**Your objective:** Pull out every line below that contains the word "globe".
++++ Stored records ++++
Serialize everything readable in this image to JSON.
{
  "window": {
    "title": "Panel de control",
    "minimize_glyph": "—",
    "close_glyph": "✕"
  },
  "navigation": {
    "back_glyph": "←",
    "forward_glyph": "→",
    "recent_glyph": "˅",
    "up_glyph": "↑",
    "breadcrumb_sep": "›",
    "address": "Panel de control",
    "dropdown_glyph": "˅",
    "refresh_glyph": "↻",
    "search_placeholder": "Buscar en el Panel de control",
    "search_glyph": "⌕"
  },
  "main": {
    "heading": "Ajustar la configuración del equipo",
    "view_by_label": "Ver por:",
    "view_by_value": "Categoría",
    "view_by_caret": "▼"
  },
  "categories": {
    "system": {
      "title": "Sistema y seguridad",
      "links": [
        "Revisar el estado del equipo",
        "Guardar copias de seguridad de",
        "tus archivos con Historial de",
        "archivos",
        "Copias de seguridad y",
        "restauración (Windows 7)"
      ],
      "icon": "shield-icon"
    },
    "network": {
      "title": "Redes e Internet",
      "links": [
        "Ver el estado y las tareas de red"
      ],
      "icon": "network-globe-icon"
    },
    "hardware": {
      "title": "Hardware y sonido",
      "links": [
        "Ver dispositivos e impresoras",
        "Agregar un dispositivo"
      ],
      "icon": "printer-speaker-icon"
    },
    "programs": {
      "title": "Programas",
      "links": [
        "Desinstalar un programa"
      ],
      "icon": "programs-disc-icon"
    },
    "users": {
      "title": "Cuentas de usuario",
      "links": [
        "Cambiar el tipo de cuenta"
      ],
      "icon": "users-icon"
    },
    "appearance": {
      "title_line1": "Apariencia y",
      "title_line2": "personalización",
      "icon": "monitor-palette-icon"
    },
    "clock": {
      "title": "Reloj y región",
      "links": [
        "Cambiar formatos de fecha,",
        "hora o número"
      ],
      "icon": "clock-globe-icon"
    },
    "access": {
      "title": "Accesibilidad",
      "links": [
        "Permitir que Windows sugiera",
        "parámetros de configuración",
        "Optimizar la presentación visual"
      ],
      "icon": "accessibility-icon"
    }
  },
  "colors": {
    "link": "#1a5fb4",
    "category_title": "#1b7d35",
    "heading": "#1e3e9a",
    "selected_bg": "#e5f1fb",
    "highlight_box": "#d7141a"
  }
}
++++
**Answer for this exercise:**
      "icon": "network-globe-icon"
      "icon": "clock-globe-icon"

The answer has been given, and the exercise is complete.